Collected data
⟨

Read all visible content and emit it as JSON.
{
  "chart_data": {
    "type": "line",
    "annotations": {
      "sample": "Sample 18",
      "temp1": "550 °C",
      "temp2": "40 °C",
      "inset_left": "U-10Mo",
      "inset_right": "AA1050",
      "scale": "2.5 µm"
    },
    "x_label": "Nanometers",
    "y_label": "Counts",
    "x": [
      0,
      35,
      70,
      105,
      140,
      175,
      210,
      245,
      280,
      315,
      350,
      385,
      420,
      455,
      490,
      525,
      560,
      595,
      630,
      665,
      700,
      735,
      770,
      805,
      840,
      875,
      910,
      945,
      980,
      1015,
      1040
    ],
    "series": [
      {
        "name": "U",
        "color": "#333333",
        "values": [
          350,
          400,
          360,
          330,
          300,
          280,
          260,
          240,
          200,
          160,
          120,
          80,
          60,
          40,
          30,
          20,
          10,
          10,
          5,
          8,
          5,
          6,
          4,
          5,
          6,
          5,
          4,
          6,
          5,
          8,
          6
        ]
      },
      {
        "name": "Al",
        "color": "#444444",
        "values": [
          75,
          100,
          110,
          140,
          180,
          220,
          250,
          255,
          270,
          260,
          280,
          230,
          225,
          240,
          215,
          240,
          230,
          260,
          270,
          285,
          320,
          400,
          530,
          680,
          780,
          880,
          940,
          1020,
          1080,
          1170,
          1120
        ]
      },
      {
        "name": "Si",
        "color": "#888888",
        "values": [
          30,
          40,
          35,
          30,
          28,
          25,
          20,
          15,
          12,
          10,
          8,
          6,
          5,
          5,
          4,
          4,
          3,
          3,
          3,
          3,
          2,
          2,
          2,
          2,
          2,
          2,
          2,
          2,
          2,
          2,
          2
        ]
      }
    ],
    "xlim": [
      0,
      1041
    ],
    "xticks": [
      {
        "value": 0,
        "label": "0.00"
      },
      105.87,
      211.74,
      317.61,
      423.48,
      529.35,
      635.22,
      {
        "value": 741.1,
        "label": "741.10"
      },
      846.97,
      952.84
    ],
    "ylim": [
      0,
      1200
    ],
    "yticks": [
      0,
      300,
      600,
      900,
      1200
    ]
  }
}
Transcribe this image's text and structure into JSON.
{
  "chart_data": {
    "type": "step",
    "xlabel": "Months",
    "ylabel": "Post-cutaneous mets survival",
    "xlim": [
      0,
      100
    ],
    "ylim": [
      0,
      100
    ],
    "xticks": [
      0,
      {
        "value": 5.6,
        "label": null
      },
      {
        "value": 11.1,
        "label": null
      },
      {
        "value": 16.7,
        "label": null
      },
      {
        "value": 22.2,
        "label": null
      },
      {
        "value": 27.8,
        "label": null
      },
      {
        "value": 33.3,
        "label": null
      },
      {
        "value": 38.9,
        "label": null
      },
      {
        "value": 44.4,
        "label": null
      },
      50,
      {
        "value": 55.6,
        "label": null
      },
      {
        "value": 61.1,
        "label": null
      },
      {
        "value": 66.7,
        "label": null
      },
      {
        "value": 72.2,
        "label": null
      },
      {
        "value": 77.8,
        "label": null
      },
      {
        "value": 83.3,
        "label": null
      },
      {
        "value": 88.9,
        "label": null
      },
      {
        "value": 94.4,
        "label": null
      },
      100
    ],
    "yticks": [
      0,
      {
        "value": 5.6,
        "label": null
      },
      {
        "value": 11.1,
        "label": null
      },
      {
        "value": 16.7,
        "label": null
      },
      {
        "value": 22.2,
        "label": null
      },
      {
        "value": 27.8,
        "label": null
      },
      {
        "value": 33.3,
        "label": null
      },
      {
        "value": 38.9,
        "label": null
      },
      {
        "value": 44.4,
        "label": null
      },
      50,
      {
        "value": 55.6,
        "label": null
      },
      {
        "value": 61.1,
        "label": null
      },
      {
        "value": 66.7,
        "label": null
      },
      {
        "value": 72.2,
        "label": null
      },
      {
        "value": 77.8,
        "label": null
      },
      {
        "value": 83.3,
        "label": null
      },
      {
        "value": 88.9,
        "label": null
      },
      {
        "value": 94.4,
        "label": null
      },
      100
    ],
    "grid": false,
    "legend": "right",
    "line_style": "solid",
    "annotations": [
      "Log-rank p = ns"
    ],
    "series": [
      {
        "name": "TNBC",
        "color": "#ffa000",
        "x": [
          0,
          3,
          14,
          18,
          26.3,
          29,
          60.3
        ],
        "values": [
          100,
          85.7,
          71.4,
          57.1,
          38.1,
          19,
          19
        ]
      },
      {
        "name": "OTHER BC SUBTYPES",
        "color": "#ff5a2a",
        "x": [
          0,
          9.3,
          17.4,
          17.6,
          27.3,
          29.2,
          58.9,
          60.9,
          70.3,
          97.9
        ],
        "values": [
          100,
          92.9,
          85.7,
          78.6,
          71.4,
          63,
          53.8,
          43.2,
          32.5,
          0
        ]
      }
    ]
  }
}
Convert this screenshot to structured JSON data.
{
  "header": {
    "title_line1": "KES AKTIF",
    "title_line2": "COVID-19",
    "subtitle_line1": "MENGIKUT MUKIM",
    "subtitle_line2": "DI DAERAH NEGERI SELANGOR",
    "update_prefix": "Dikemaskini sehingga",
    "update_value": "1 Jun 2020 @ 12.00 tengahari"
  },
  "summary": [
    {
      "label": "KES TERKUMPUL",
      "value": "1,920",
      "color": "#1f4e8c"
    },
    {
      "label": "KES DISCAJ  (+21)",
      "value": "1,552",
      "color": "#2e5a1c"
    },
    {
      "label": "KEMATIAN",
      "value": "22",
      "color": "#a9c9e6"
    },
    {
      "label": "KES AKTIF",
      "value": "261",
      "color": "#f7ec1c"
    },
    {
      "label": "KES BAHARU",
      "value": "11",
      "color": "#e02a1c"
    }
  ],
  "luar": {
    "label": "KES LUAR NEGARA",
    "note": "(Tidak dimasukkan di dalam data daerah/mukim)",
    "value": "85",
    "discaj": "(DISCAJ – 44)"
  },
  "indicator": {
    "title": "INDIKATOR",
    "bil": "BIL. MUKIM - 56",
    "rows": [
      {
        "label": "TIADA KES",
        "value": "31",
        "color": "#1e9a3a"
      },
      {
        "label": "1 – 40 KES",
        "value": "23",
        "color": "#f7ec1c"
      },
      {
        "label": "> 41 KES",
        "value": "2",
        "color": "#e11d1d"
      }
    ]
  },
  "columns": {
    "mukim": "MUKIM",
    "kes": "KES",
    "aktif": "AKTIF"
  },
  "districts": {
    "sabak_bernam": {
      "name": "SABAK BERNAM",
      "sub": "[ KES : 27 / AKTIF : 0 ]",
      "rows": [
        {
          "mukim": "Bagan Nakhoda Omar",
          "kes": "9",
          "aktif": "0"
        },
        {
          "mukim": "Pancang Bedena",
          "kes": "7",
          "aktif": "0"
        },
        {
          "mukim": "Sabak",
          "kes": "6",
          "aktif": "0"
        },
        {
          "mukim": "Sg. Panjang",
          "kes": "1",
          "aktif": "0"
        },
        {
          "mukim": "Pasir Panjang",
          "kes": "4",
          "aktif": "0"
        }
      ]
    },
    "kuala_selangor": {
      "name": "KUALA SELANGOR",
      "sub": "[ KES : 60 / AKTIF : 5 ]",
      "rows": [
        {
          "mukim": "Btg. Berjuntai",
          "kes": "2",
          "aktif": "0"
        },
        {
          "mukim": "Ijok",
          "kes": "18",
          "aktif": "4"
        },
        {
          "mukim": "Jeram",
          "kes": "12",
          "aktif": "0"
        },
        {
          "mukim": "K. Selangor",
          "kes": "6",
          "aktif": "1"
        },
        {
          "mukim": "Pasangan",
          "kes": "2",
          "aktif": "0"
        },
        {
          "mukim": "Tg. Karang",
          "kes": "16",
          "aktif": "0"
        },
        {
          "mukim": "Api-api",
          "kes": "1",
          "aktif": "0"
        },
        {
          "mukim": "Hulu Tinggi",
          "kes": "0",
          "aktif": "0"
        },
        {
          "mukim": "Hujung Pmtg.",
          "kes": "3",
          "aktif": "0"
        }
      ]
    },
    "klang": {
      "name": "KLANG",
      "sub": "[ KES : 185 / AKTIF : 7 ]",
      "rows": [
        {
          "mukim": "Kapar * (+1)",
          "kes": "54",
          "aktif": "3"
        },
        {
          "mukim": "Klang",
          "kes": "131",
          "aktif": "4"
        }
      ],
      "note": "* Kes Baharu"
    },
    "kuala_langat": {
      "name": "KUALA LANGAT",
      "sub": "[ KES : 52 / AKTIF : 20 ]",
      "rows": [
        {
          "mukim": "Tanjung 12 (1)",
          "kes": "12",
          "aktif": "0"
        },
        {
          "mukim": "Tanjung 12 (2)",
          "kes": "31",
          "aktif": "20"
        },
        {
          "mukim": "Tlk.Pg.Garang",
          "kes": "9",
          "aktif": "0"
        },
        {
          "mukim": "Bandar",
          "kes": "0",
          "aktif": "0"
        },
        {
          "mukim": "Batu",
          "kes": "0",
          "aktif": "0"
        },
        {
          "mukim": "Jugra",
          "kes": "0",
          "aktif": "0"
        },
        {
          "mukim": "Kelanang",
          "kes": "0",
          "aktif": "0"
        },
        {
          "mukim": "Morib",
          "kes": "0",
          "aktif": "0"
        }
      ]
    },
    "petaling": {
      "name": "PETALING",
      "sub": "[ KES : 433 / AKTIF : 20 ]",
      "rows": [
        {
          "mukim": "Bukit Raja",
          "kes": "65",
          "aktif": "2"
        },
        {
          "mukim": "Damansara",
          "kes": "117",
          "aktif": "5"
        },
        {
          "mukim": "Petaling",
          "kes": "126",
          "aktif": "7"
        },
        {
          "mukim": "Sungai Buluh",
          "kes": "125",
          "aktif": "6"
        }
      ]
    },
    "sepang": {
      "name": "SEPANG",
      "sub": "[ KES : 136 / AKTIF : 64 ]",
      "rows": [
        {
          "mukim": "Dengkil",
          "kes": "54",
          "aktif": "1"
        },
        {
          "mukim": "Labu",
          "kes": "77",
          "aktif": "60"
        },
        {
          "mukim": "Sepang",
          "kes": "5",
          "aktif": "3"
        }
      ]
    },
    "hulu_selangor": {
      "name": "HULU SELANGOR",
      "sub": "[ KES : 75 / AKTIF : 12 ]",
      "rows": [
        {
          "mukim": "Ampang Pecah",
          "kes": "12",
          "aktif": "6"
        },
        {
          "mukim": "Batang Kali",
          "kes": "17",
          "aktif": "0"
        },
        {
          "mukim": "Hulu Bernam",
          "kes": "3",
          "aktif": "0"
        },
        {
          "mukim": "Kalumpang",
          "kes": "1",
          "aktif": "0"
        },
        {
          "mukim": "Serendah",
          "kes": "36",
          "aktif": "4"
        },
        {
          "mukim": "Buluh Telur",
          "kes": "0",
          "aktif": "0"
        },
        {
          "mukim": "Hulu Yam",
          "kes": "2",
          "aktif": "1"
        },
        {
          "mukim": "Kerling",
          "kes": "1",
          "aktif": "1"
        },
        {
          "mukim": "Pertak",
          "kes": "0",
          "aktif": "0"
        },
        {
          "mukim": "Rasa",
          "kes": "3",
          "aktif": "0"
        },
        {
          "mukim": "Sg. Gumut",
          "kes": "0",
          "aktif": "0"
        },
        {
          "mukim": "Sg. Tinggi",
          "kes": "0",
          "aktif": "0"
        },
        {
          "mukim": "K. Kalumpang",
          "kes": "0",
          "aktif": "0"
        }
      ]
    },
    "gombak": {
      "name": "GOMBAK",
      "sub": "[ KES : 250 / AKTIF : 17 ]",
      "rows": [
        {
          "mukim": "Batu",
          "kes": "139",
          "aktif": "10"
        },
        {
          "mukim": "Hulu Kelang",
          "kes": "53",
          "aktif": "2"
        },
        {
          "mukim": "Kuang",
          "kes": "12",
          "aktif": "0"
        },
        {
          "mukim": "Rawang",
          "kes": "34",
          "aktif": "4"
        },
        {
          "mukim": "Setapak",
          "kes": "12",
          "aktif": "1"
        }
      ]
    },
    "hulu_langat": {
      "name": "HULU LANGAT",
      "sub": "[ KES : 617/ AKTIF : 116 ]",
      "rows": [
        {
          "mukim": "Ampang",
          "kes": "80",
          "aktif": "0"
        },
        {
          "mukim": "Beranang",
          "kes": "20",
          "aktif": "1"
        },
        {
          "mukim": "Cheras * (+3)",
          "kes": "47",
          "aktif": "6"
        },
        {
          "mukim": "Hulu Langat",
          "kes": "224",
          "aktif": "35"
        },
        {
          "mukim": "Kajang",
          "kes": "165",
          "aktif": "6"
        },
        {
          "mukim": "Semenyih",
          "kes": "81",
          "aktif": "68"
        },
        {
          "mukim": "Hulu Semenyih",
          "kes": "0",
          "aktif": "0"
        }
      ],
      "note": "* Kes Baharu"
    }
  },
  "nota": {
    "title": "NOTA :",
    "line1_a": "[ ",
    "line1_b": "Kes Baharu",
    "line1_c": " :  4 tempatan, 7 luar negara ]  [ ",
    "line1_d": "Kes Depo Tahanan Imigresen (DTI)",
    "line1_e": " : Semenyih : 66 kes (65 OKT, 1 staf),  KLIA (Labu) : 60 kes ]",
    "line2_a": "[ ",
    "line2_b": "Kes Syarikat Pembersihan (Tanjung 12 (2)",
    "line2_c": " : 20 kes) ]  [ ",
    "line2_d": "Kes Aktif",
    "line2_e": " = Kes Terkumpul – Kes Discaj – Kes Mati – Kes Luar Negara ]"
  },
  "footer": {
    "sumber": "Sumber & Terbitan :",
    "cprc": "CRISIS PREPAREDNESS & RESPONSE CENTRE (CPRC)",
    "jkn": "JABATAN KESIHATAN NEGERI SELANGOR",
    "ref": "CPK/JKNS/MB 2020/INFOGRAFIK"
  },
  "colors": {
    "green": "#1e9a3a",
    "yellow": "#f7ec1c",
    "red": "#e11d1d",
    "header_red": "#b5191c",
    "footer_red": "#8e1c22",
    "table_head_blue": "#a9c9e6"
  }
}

⟩

→ **WHAT THE EXERCISE ASKS**: Copy every line of the listing where the word "this" appears.

→ **CORRECT ANSWER**:
Transcribe this image's text and structure into JSON.
Convert this screenshot to structured JSON data.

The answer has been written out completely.